- [Your task]:
Rewrite every line of the records below, changing each occurrence of "Curve Generation" to "Curve Builder" and leaving all other text untouched.

(Saved entries)

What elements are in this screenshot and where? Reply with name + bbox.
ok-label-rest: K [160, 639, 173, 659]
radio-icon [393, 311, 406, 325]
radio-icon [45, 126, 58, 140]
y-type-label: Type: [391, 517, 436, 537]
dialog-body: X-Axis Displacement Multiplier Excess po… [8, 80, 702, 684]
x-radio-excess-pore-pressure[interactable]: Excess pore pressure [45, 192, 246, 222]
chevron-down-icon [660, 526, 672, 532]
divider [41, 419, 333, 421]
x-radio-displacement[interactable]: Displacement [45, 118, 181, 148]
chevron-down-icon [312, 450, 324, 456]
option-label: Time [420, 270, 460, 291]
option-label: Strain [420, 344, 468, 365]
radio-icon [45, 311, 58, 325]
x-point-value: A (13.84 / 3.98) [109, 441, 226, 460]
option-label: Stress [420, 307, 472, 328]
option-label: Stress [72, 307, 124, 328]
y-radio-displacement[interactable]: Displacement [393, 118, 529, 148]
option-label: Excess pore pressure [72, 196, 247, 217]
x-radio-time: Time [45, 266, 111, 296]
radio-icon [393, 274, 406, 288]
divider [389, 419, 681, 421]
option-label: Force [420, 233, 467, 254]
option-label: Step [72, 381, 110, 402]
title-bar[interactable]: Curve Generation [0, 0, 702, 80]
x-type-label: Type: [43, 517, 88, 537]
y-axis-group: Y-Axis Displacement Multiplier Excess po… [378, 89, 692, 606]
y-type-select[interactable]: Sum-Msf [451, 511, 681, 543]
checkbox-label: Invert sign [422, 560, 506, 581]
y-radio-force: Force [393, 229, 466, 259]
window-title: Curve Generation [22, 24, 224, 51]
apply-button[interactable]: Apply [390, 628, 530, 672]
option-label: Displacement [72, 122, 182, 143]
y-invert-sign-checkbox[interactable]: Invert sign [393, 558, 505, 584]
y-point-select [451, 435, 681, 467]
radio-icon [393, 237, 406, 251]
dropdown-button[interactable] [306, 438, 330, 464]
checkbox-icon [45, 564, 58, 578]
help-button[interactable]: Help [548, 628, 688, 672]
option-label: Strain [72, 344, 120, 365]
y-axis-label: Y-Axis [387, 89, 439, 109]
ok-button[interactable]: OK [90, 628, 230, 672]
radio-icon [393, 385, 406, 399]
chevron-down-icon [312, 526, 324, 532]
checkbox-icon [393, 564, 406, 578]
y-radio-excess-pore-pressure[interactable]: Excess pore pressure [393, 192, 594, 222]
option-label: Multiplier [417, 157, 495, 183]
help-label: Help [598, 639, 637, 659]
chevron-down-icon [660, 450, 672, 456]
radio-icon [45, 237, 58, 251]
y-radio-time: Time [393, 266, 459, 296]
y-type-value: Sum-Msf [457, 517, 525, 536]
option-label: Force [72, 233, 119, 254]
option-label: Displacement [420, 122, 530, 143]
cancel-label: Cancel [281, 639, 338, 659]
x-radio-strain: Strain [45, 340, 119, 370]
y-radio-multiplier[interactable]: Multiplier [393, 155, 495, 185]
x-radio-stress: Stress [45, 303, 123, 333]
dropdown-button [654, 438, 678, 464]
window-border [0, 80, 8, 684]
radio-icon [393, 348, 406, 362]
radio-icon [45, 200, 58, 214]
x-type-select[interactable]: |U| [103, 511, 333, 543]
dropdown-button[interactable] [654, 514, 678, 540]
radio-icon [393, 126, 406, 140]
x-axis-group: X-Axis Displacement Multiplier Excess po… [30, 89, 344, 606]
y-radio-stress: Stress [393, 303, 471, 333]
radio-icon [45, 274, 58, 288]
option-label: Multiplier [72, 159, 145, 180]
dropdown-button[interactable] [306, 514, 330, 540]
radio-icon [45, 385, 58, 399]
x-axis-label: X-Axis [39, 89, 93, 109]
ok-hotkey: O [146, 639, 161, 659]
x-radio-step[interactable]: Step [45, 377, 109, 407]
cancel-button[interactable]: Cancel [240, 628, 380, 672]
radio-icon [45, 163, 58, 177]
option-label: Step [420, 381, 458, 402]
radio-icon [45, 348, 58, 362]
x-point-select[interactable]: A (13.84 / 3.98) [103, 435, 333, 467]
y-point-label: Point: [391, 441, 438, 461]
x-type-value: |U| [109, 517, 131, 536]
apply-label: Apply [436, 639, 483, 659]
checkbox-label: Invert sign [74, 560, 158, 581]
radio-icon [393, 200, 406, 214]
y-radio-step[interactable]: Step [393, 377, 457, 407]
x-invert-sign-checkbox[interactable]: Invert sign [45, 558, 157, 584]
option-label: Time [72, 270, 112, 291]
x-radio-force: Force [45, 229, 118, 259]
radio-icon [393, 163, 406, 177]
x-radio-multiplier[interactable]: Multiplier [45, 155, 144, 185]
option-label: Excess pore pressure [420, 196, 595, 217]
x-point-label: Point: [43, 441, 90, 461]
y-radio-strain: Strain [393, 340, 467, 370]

- [Correct result]:
What elements are in this screenshot and where? Reply with name + bbox.
ok-label-rest: K [160, 639, 173, 659]
radio-icon [393, 311, 406, 325]
radio-icon [45, 126, 58, 140]
y-type-label: Type: [391, 517, 436, 537]
dialog-body: X-Axis Displacement Multiplier Excess po… [8, 80, 702, 684]
x-radio-excess-pore-pressure[interactable]: Excess pore pressure [45, 192, 246, 222]
chevron-down-icon [660, 526, 672, 532]
divider [41, 419, 333, 421]
x-radio-displacement[interactable]: Displacement [45, 118, 181, 148]
chevron-down-icon [312, 450, 324, 456]
option-label: Time [420, 270, 460, 291]
option-label: Strain [420, 344, 468, 365]
radio-icon [45, 311, 58, 325]
x-point-value: A (13.84 / 3.98) [109, 441, 226, 460]
option-label: Stress [420, 307, 472, 328]
option-label: Stress [72, 307, 124, 328]
y-radio-displacement[interactable]: Displacement [393, 118, 529, 148]
option-label: Excess pore pressure [72, 196, 247, 217]
x-radio-time: Time [45, 266, 111, 296]
radio-icon [393, 274, 406, 288]
divider [389, 419, 681, 421]
option-label: Force [420, 233, 467, 254]
option-label: Step [72, 381, 110, 402]
title-bar[interactable]: Curve Builder [0, 0, 702, 80]
x-type-label: Type: [43, 517, 88, 537]
y-axis-group: Y-Axis Displacement Multiplier Excess po… [378, 89, 692, 606]
y-type-select[interactable]: Sum-Msf [451, 511, 681, 543]
checkbox-label: Invert sign [422, 560, 506, 581]
y-radio-force: Force [393, 229, 466, 259]
window-title: Curve Builder [22, 24, 224, 51]
apply-button[interactable]: Apply [390, 628, 530, 672]
option-label: Displacement [72, 122, 182, 143]
y-invert-sign-checkbox[interactable]: Invert sign [393, 558, 505, 584]
y-point-select [451, 435, 681, 467]
radio-icon [393, 237, 406, 251]
dropdown-button[interactable] [306, 438, 330, 464]
checkbox-icon [45, 564, 58, 578]
help-button[interactable]: Help [548, 628, 688, 672]
option-label: Strain [72, 344, 120, 365]
y-axis-label: Y-Axis [387, 89, 439, 109]
ok-button[interactable]: OK [90, 628, 230, 672]
radio-icon [393, 385, 406, 399]
chevron-down-icon [312, 526, 324, 532]
checkbox-icon [393, 564, 406, 578]
y-radio-excess-pore-pressure[interactable]: Excess pore pressure [393, 192, 594, 222]
option-label: Multiplier [417, 157, 495, 183]
help-label: Help [598, 639, 637, 659]
chevron-down-icon [660, 450, 672, 456]
radio-icon [45, 237, 58, 251]
y-radio-time: Time [393, 266, 459, 296]
y-type-value: Sum-Msf [457, 517, 525, 536]
option-label: Force [72, 233, 119, 254]
option-label: Displacement [420, 122, 530, 143]
cancel-label: Cancel [281, 639, 338, 659]
x-radio-strain: Strain [45, 340, 119, 370]
y-radio-multiplier[interactable]: Multiplier [393, 155, 495, 185]
x-radio-stress: Stress [45, 303, 123, 333]
dropdown-button [654, 438, 678, 464]
window-border [0, 80, 8, 684]
radio-icon [393, 348, 406, 362]
radio-icon [45, 200, 58, 214]
x-type-select[interactable]: |U| [103, 511, 333, 543]
dropdown-button[interactable] [654, 514, 678, 540]
radio-icon [393, 126, 406, 140]
x-axis-group: X-Axis Displacement Multiplier Excess po… [30, 89, 344, 606]
y-radio-stress: Stress [393, 303, 471, 333]
radio-icon [45, 274, 58, 288]
option-label: Multiplier [72, 159, 145, 180]
dropdown-button[interactable] [306, 514, 330, 540]
radio-icon [45, 385, 58, 399]
x-axis-label: X-Axis [39, 89, 93, 109]
ok-hotkey: O [146, 639, 161, 659]
x-radio-step[interactable]: Step [45, 377, 109, 407]
cancel-button[interactable]: Cancel [240, 628, 380, 672]
radio-icon [45, 163, 58, 177]
option-label: Step [420, 381, 458, 402]
radio-icon [45, 348, 58, 362]
x-point-select[interactable]: A (13.84 / 3.98) [103, 435, 333, 467]
y-point-label: Point: [391, 441, 438, 461]
x-type-value: |U| [109, 517, 131, 536]
apply-label: Apply [436, 639, 483, 659]
checkbox-label: Invert sign [74, 560, 158, 581]
radio-icon [393, 200, 406, 214]
y-radio-step[interactable]: Step [393, 377, 457, 407]
x-invert-sign-checkbox[interactable]: Invert sign [45, 558, 157, 584]
option-label: Time [72, 270, 112, 291]
x-radio-force: Force [45, 229, 118, 259]
radio-icon [393, 163, 406, 177]
x-radio-multiplier[interactable]: Multiplier [45, 155, 144, 185]
option-label: Excess pore pressure [420, 196, 595, 217]
x-point-label: Point: [43, 441, 90, 461]
y-radio-strain: Strain [393, 340, 467, 370]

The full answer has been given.